* Data
● ● ● ●

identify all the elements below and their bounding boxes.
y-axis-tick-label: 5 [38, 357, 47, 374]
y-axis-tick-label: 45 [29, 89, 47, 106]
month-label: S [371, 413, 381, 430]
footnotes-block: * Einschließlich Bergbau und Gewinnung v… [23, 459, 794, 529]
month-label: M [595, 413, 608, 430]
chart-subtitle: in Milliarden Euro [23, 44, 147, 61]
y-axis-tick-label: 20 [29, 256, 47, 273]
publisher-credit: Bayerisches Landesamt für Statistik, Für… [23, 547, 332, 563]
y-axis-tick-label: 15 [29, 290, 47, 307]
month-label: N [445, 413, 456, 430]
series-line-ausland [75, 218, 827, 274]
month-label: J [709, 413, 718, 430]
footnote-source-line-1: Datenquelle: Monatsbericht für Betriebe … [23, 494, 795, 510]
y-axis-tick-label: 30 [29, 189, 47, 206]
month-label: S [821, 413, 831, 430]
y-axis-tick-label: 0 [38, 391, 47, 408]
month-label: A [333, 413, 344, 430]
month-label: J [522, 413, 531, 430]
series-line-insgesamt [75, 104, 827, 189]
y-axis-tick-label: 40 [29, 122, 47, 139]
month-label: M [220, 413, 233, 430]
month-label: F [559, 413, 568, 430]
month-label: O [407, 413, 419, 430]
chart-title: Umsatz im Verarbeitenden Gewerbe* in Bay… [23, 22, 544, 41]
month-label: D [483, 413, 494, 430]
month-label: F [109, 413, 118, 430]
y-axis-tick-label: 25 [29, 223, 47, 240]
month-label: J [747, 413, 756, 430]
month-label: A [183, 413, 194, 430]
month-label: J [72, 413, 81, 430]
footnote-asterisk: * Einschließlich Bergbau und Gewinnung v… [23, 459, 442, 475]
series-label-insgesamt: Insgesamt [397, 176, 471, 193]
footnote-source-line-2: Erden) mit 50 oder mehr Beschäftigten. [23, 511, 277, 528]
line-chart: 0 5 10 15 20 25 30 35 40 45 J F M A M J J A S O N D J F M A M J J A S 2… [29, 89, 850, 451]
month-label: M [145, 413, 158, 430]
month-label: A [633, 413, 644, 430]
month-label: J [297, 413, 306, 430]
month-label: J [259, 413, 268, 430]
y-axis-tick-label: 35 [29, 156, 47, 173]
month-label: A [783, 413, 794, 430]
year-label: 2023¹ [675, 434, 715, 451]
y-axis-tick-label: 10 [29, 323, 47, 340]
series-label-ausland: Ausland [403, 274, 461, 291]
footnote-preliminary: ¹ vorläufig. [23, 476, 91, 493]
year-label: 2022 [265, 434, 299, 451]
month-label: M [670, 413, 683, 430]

● ● ● ●

Format every line of the data above as a Markdown table with the columns No. and Entry, numbering the rows in order and omitting blank lines.

| No. | Entry |
|---|---|
| 1 | identify all the elements below and their bounding boxes. |
| 2 | y-axis-tick-label: 5 [38, 357, 47, 374] |
| 3 | y-axis-tick-label: 45 [29, 89, 47, 106] |
| 4 | month-label: S [371, 413, 381, 430] |
| 5 | footnotes-block: * Einschließlich Bergbau und Gewinnung v… [23, 459, 794, 529] |
| 6 | month-label: M [595, 413, 608, 430] |
| 7 | chart-subtitle: in Milliarden Euro [23, 44, 147, 61] |
| 8 | y-axis-tick-label: 20 [29, 256, 47, 273] |
| 9 | publisher-credit: Bayerisches Landesamt für Statistik, Für… [23, 547, 332, 563] |
| 10 | y-axis-tick-label: 15 [29, 290, 47, 307] |
| 11 | month-label: N [445, 413, 456, 430] |
| 12 | series-line-ausland [75, 218, 827, 274] |
| 13 | month-label: J [709, 413, 718, 430] |
| 14 | footnote-source-line-1: Datenquelle: Monatsbericht für Betriebe … [23, 494, 795, 510] |
| 15 | y-axis-tick-label: 30 [29, 189, 47, 206] |
| 16 | month-label: S [821, 413, 831, 430] |
| 17 | y-axis-tick-label: 0 [38, 391, 47, 408] |
| 18 | month-label: A [333, 413, 344, 430] |
| 19 | month-label: J [522, 413, 531, 430] |
| 20 | series-line-insgesamt [75, 104, 827, 189] |
| 21 | y-axis-tick-label: 40 [29, 122, 47, 139] |
| 22 | month-label: M [220, 413, 233, 430] |
| 23 | month-label: F [559, 413, 568, 430] |
| 24 | month-label: O [407, 413, 419, 430] |
| 25 | chart-title: Umsatz im Verarbeitenden Gewerbe* in Bay… [23, 22, 544, 41] |
| 26 | month-label: D [483, 413, 494, 430] |
| 27 | month-label: F [109, 413, 118, 430] |
| 28 | y-axis-tick-label: 25 [29, 223, 47, 240] |
| 29 | month-label: J [747, 413, 756, 430] |
| 30 | month-label: A [183, 413, 194, 430] |
| 31 | month-label: J [72, 413, 81, 430] |
| 32 | footnote-asterisk: * Einschließlich Bergbau und Gewinnung v… [23, 459, 442, 475] |
| 33 | series-label-insgesamt: Insgesamt [397, 176, 471, 193] |
| 34 | footnote-source-line-2: Erden) mit 50 oder mehr Beschäftigten. [23, 511, 277, 528] |
| 35 | line-chart: 0 5 10 15 20 25 30 35 40 45 J F M A M J J A S O N D J F M A M J J A S 2… [29, 89, 850, 451] |
| 36 | month-label: M [145, 413, 158, 430] |
| 37 | month-label: A [633, 413, 644, 430] |
| 38 | month-label: J [297, 413, 306, 430] |
| 39 | month-label: J [259, 413, 268, 430] |
| 40 | y-axis-tick-label: 35 [29, 156, 47, 173] |
| 41 | month-label: A [783, 413, 794, 430] |
| 42 | year-label: 2023¹ [675, 434, 715, 451] |
| 43 | y-axis-tick-label: 10 [29, 323, 47, 340] |
| 44 | series-label-ausland: Ausland [403, 274, 461, 291] |
| 45 | footnote-preliminary: ¹ vorläufig. [23, 476, 91, 493] |
| 46 | year-label: 2022 [265, 434, 299, 451] |
| 47 | month-label: M [670, 413, 683, 430] |